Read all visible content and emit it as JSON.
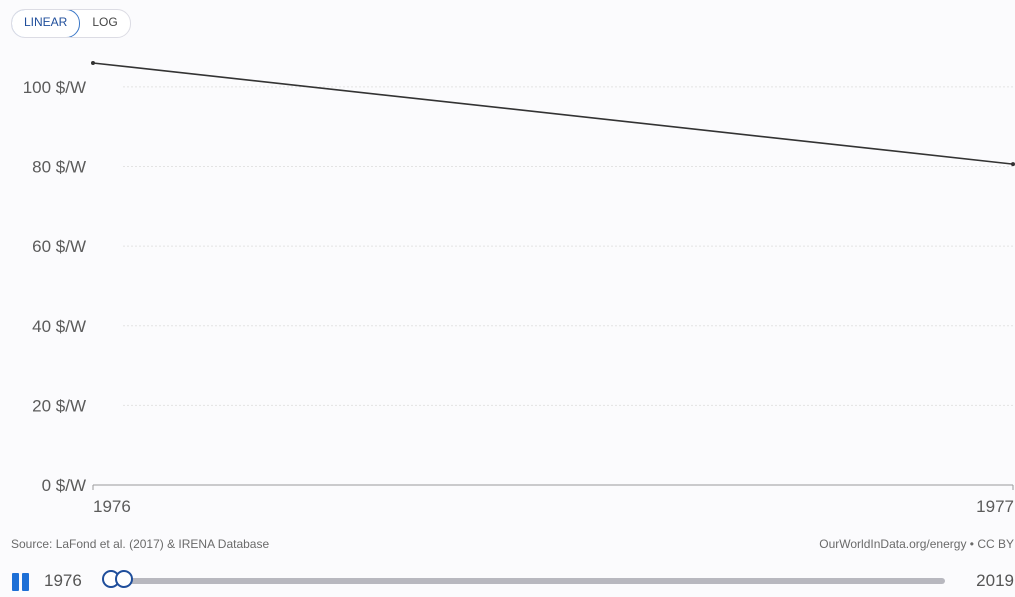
{
  "scale_toggle": {
    "linear_label": "LINEAR",
    "log_label": "LOG",
    "selected": "LINEAR"
  },
  "chart_data": {
    "type": "line",
    "x": [
      1976,
      1977
    ],
    "series": [
      {
        "values": [
          106.0,
          80.6
        ],
        "color": "#333333"
      }
    ],
    "ylim": [
      0,
      106
    ],
    "y_ticks": [
      0,
      20,
      40,
      60,
      80,
      100
    ],
    "y_tick_labels": [
      "0 $/W",
      "20 $/W",
      "40 $/W",
      "60 $/W",
      "80 $/W",
      "100 $/W"
    ],
    "x_tick_labels": [
      "1976",
      "1977"
    ],
    "grid": true
  },
  "footer": {
    "source": "Source: LaFond et al. (2017) & IRENA Database",
    "credit": "OurWorldInData.org/energy • CC BY"
  },
  "timeline": {
    "start_year": "1976",
    "end_year": "2019",
    "icon": "pause-icon"
  },
  "colors": {
    "accent": "#1d6fd6",
    "line": "#333333",
    "grid": "#e3e3e3"
  }
}
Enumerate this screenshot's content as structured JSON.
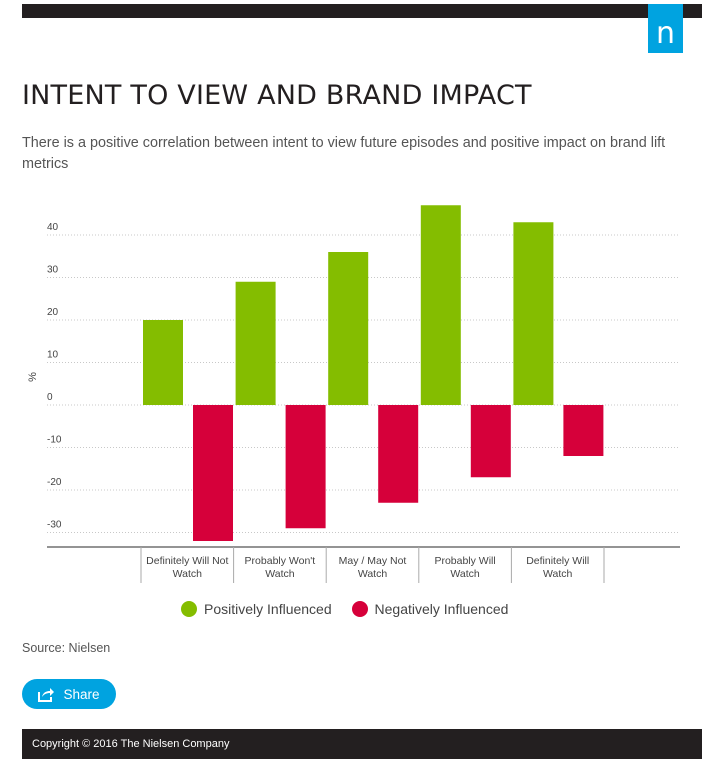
{
  "header": {
    "logo_text": "n"
  },
  "title": "INTENT TO VIEW AND BRAND IMPACT",
  "subtitle": "There is a positive correlation between intent to view future episodes and positive impact on brand lift metrics",
  "chart_data": {
    "type": "bar",
    "ylabel": "%",
    "ylim": [
      -33,
      50
    ],
    "yticks": [
      40,
      30,
      20,
      10,
      0,
      -10,
      -20,
      -30
    ],
    "categories": [
      [
        "Definitely Will Not",
        "Watch"
      ],
      [
        "Probably Won't",
        "Watch"
      ],
      [
        "May / May Not",
        "Watch"
      ],
      [
        "Probably Will",
        "Watch"
      ],
      [
        "Definitely Will",
        "Watch"
      ]
    ],
    "series": [
      {
        "name": "Positively Influenced",
        "color": "#84bd00",
        "values": [
          20,
          29,
          36,
          47,
          43
        ]
      },
      {
        "name": "Negatively Influenced",
        "color": "#d6003a",
        "values": [
          -32,
          -29,
          -23,
          -17,
          -12
        ]
      }
    ],
    "grid": true
  },
  "legend": [
    {
      "label": "Positively Influenced",
      "color": "#84bd00"
    },
    {
      "label": "Negatively Influenced",
      "color": "#d6003a"
    }
  ],
  "source": "Source: Nielsen",
  "share": {
    "label": "Share",
    "icon": "share-icon"
  },
  "footer": {
    "copyright": "Copyright © 2016 The Nielsen Company"
  },
  "colors": {
    "brand_blue": "#00a3e0",
    "dark": "#231f20"
  }
}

**WHAT IS REQUIRED**
Please retype the lines from the one that contains "Enumerate this screenshot's" to the final line of the records, both included, exactly as written and without any pictures.

**REPLY TO THE EXERCISE**
Enumerate this screenshot's content as structured JSON.
{
  "header": {
    "logo_text": "n"
  },
  "title": "INTENT TO VIEW AND BRAND IMPACT",
  "subtitle": "There is a positive correlation between intent to view future episodes and positive impact on brand lift metrics",
  "chart_data": {
    "type": "bar",
    "ylabel": "%",
    "ylim": [
      -33,
      50
    ],
    "yticks": [
      40,
      30,
      20,
      10,
      0,
      -10,
      -20,
      -30
    ],
    "categories": [
      [
        "Definitely Will Not",
        "Watch"
      ],
      [
        "Probably Won't",
        "Watch"
      ],
      [
        "May / May Not",
        "Watch"
      ],
      [
        "Probably Will",
        "Watch"
      ],
      [
        "Definitely Will",
        "Watch"
      ]
    ],
    "series": [
      {
        "name": "Positively Influenced",
        "color": "#84bd00",
        "values": [
          20,
          29,
          36,
          47,
          43
        ]
      },
      {
        "name": "Negatively Influenced",
        "color": "#d6003a",
        "values": [
          -32,
          -29,
          -23,
          -17,
          -12
        ]
      }
    ],
    "grid": true
  },
  "legend": [
    {
      "label": "Positively Influenced",
      "color": "#84bd00"
    },
    {
      "label": "Negatively Influenced",
      "color": "#d6003a"
    }
  ],
  "source": "Source: Nielsen",
  "share": {
    "label": "Share",
    "icon": "share-icon"
  },
  "footer": {
    "copyright": "Copyright © 2016 The Nielsen Company"
  },
  "colors": {
    "brand_blue": "#00a3e0",
    "dark": "#231f20"
  }
}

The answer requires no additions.